┌─ Available data
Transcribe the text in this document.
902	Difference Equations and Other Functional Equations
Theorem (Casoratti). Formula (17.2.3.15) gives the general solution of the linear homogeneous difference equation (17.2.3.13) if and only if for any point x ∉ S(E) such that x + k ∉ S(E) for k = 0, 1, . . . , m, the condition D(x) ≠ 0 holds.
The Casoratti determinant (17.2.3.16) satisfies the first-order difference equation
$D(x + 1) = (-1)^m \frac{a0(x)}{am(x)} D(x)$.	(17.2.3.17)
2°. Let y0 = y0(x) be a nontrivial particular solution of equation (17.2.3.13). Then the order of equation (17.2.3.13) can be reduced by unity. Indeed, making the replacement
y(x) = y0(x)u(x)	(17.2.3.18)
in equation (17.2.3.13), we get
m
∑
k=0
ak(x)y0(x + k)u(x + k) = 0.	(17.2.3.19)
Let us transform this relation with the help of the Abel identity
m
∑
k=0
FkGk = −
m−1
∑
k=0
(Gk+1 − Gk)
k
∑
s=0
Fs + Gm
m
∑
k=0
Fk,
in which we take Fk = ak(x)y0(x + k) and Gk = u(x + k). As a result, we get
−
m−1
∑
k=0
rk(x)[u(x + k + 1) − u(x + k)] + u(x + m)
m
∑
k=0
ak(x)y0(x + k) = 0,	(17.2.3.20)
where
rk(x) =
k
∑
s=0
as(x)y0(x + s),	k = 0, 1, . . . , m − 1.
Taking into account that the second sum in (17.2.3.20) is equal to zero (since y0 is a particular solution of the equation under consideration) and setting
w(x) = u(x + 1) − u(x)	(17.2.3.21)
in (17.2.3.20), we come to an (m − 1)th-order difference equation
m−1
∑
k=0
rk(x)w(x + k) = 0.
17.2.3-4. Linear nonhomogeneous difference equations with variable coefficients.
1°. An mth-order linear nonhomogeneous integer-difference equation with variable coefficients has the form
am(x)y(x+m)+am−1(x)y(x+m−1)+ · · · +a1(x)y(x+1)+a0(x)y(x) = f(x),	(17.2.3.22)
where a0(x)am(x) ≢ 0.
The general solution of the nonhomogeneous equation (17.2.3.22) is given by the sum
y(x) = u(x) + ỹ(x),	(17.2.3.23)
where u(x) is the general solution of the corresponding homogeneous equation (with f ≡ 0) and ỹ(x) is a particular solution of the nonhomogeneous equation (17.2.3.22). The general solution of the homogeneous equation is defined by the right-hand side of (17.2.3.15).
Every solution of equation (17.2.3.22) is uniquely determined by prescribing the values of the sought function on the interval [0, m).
└─
### Short problem
Write down all the entries again without a single difference.

### Expected answer
Transcribe the text in this document.
902	Difference Equations and Other Functional Equations
Theorem (Casoratti). Formula (17.2.3.15) gives the general solution of the linear homogeneous difference equation (17.2.3.13) if and only if for any point x ∉ S(E) such that x + k ∉ S(E) for k = 0, 1, . . . , m, the condition D(x) ≠ 0 holds.
The Casoratti determinant (17.2.3.16) satisfies the first-order difference equation
$D(x + 1) = (-1)^m \frac{a0(x)}{am(x)} D(x)$.	(17.2.3.17)
2°. Let y0 = y0(x) be a nontrivial particular solution of equation (17.2.3.13). Then the order of equation (17.2.3.13) can be reduced by unity. Indeed, making the replacement
y(x) = y0(x)u(x)	(17.2.3.18)
in equation (17.2.3.13), we get
m
∑
k=0
ak(x)y0(x + k)u(x + k) = 0.	(17.2.3.19)
Let us transform this relation with the help of the Abel identity
m
∑
k=0
FkGk = −
m−1
∑
k=0
(Gk+1 − Gk)
k
∑
s=0
Fs + Gm
m
∑
k=0
Fk,
in which we take Fk = ak(x)y0(x + k) and Gk = u(x + k). As a result, we get
−
m−1
∑
k=0
rk(x)[u(x + k + 1) − u(x + k)] + u(x + m)
m
∑
k=0
ak(x)y0(x + k) = 0,	(17.2.3.20)
where
rk(x) =
k
∑
s=0
as(x)y0(x + s),	k = 0, 1, . . . , m − 1.
Taking into account that the second sum in (17.2.3.20) is equal to zero (since y0 is a particular solution of the equation under consideration) and setting
w(x) = u(x + 1) − u(x)	(17.2.3.21)
in (17.2.3.20), we come to an (m − 1)th-order difference equation
m−1
∑
k=0
rk(x)w(x + k) = 0.
17.2.3-4. Linear nonhomogeneous difference equations with variable coefficients.
1°. An mth-order linear nonhomogeneous integer-difference equation with variable coefficients has the form
am(x)y(x+m)+am−1(x)y(x+m−1)+ · · · +a1(x)y(x+1)+a0(x)y(x) = f(x),	(17.2.3.22)
where a0(x)am(x) ≢ 0.
The general solution of the nonhomogeneous equation (17.2.3.22) is given by the sum
y(x) = u(x) + ỹ(x),	(17.2.3.23)
where u(x) is the general solution of the corresponding homogeneous equation (with f ≡ 0) and ỹ(x) is a particular solution of the nonhomogeneous equation (17.2.3.22). The general solution of the homogeneous equation is defined by the right-hand side of (17.2.3.15).
Every solution of equation (17.2.3.22) is uniquely determined by prescribing the values of the sought function on the interval [0, m).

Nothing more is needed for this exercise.